— Start of Stored rows —

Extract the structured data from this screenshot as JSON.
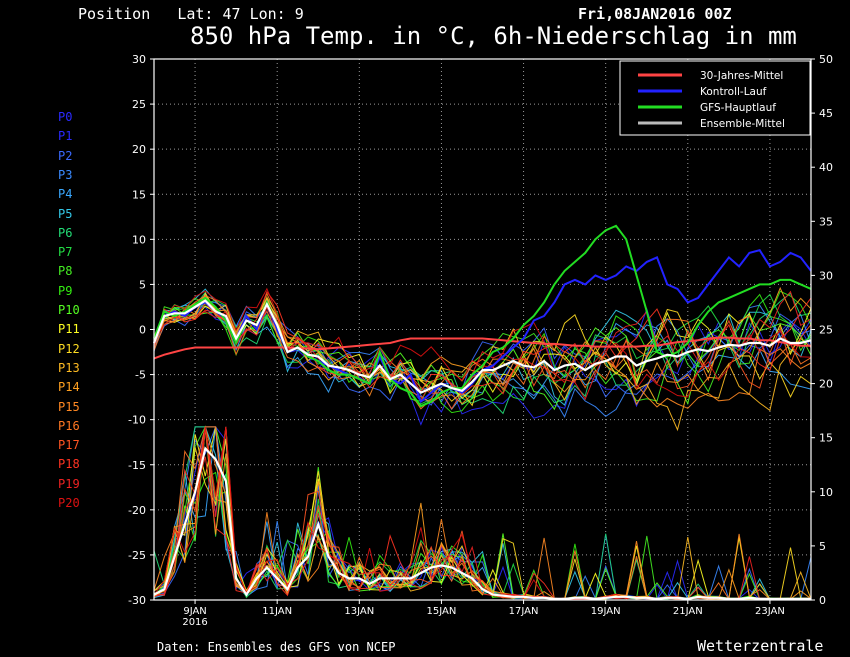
{
  "header": {
    "position_label": "Position",
    "lat_label": "Lat: 47",
    "lon_label": "Lon: 9",
    "run_time": "Fri,08JAN2016 00Z",
    "title": "850 hPa Temp. in °C, 6h-Niederschlag in mm"
  },
  "footer": {
    "source": "Daten: Ensembles des GFS von NCEP",
    "brand": "Wetterzentrale"
  },
  "members": [
    {
      "label": "P0",
      "color": "#2a2aff"
    },
    {
      "label": "P1",
      "color": "#2a2aff"
    },
    {
      "label": "P2",
      "color": "#3a6aff"
    },
    {
      "label": "P3",
      "color": "#3a8aff"
    },
    {
      "label": "P4",
      "color": "#3aa8ff"
    },
    {
      "label": "P5",
      "color": "#33c8e8"
    },
    {
      "label": "P6",
      "color": "#22dd77"
    },
    {
      "label": "P7",
      "color": "#22dd44"
    },
    {
      "label": "P8",
      "color": "#44ee22"
    },
    {
      "label": "P9",
      "color": "#33ee11"
    },
    {
      "label": "P10",
      "color": "#55ff22"
    },
    {
      "label": "P11",
      "color": "#ffff22"
    },
    {
      "label": "P12",
      "color": "#ffdd22"
    },
    {
      "label": "P13",
      "color": "#ffbb22"
    },
    {
      "label": "P14",
      "color": "#ffa020"
    },
    {
      "label": "P15",
      "color": "#ff8822"
    },
    {
      "label": "P16",
      "color": "#ff7722"
    },
    {
      "label": "P17",
      "color": "#ff5522"
    },
    {
      "label": "P18",
      "color": "#ff3322"
    },
    {
      "label": "P19",
      "color": "#ee2222"
    },
    {
      "label": "P20",
      "color": "#dd1111"
    }
  ],
  "chart_data": {
    "type": "line",
    "title": "850 hPa Temp. in °C, 6h-Niederschlag in mm",
    "x_unit": "days from 08JAN2016 00Z (6-hourly)",
    "xlim": [
      0,
      16
    ],
    "ylim_left": [
      -30,
      30
    ],
    "ylim_right": [
      0,
      50
    ],
    "yticks_left": [
      30,
      25,
      20,
      15,
      10,
      5,
      0,
      -5,
      -10,
      -15,
      -20,
      -25,
      -30
    ],
    "yticks_right": [
      50,
      45,
      40,
      35,
      30,
      25,
      20,
      15,
      10,
      5,
      0
    ],
    "xticks": [
      {
        "x": 1,
        "label": "9JAN",
        "sub": "2016"
      },
      {
        "x": 3,
        "label": "11JAN"
      },
      {
        "x": 5,
        "label": "13JAN"
      },
      {
        "x": 7,
        "label": "15JAN"
      },
      {
        "x": 9,
        "label": "17JAN"
      },
      {
        "x": 11,
        "label": "19JAN"
      },
      {
        "x": 13,
        "label": "21JAN"
      },
      {
        "x": 15,
        "label": "23JAN"
      }
    ],
    "legend": [
      {
        "name": "30-Jahres-Mittel",
        "color": "#ff4444"
      },
      {
        "name": "Kontroll-Lauf",
        "color": "#2222ff"
      },
      {
        "name": "GFS-Hauptlauf",
        "color": "#22dd22"
      },
      {
        "name": "Ensemble-Mittel",
        "color": "#bbbbbb"
      }
    ],
    "climate_mean": [
      -3.2,
      -2.8,
      -2.5,
      -2.2,
      -2.0,
      -2.0,
      -2.0,
      -2.0,
      -2.0,
      -2.0,
      -2.0,
      -2.0,
      -2.0,
      -2.0,
      -2.1,
      -2.1,
      -2.2,
      -2.1,
      -2.0,
      -1.9,
      -1.8,
      -1.7,
      -1.6,
      -1.5,
      -1.2,
      -1.0,
      -1.0,
      -1.0,
      -1.0,
      -1.0,
      -1.0,
      -1.0,
      -1.0,
      -1.1,
      -1.2,
      -1.3,
      -1.4,
      -1.5,
      -1.6,
      -1.6,
      -1.7,
      -1.8,
      -1.8,
      -1.9,
      -1.9,
      -1.9,
      -1.9,
      -1.9,
      -1.8,
      -1.8,
      -1.6,
      -1.4,
      -1.3,
      -1.2,
      -1.0,
      -0.9,
      -0.9,
      -1.0,
      -1.0,
      -1.2,
      -1.2,
      -1.4,
      -1.6,
      -1.8,
      -1.8
    ],
    "ensemble_mean_temp": [
      -1.5,
      1.5,
      1.8,
      1.8,
      2.5,
      3.2,
      2.0,
      1.5,
      -1.0,
      1.0,
      0.5,
      2.8,
      0.5,
      -2.5,
      -2.0,
      -2.8,
      -3.0,
      -4.0,
      -4.2,
      -4.5,
      -5.0,
      -5.3,
      -4.0,
      -5.5,
      -5.0,
      -6.0,
      -7.0,
      -6.5,
      -6.0,
      -6.5,
      -6.8,
      -5.8,
      -4.5,
      -4.5,
      -4.0,
      -3.5,
      -4.0,
      -4.2,
      -3.5,
      -4.5,
      -4.0,
      -3.8,
      -4.5,
      -3.8,
      -3.5,
      -3.0,
      -3.0,
      -4.0,
      -3.5,
      -3.2,
      -2.8,
      -3.0,
      -2.5,
      -2.2,
      -2.4,
      -2.0,
      -1.7,
      -1.8,
      -1.5,
      -1.5,
      -1.8,
      -1.0,
      -1.5,
      -1.5,
      -1.2
    ],
    "ensemble_mean_precip": [
      0.5,
      1,
      4,
      7,
      10,
      14,
      13,
      11,
      2,
      0.5,
      2,
      3,
      2,
      1,
      3,
      4,
      7,
      4,
      2.5,
      2,
      2,
      1.5,
      2,
      2,
      2,
      2,
      2.5,
      3,
      3.2,
      3,
      2.5,
      2,
      1,
      0.5,
      0.4,
      0.3,
      0.3,
      0.2,
      0.2,
      0.1,
      0.1,
      0.2,
      0.2,
      0.1,
      0.2,
      0.3,
      0.3,
      0.2,
      0.2,
      0.1,
      0.2,
      0.2,
      0.1,
      0.3,
      0.2,
      0.2,
      0.1,
      0.1,
      0.2,
      0.1,
      0.1,
      0.1,
      0.1,
      0.1,
      0.1
    ],
    "kontroll_lauf_temp": [
      -1.5,
      1.5,
      2.0,
      1.5,
      2.5,
      3.0,
      2.0,
      1.2,
      -1.0,
      1.5,
      0.0,
      3.0,
      0.0,
      -2.5,
      -2.0,
      -3.0,
      -3.5,
      -4.0,
      -4.5,
      -5.0,
      -5.5,
      -6.0,
      -3.0,
      -5.5,
      -6.0,
      -5.0,
      -8.0,
      -7.0,
      -6.0,
      -6.5,
      -7.0,
      -6.0,
      -4.5,
      -4.0,
      -3.0,
      -2.0,
      -1.0,
      1.0,
      1.5,
      3.0,
      5.0,
      5.5,
      5.0,
      6.0,
      5.5,
      6.0,
      7.0,
      6.5,
      7.5,
      8.0,
      5.0,
      4.5,
      3.0,
      3.5,
      5.0,
      6.5,
      8.0,
      7.0,
      8.5,
      8.8,
      7.0,
      7.5,
      8.5,
      8.0,
      6.5
    ],
    "gfs_hauptlauf_temp": [
      -1.0,
      2.0,
      1.5,
      2.0,
      2.8,
      3.5,
      2.5,
      1.0,
      -1.5,
      1.0,
      0.5,
      3.0,
      0.5,
      -2.5,
      -2.0,
      -3.0,
      -3.5,
      -4.5,
      -5.0,
      -5.0,
      -5.5,
      -6.0,
      -2.5,
      -5.5,
      -6.5,
      -7.0,
      -8.5,
      -8.0,
      -7.0,
      -6.5,
      -6.5,
      -5.0,
      -4.0,
      -2.5,
      -2.0,
      -1.0,
      0.5,
      1.5,
      3.0,
      5.0,
      6.5,
      7.5,
      8.5,
      10.0,
      11.0,
      11.5,
      10.0,
      6.0,
      2.0,
      -2.5,
      -3.0,
      -2.5,
      -1.5,
      0.5,
      2.0,
      3.0,
      3.5,
      4.0,
      4.5,
      5.0,
      5.0,
      5.5,
      5.5,
      5.0,
      4.5
    ]
  }
}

— End of Stored rows —

Exercise: From the records, copy every line that has the string "name" in it.

Full response:
        "name": "30-Jahres-Mittel",
        "name": "Kontroll-Lauf",
        "name": "GFS-Hauptlauf",
        "name": "Ensemble-Mittel",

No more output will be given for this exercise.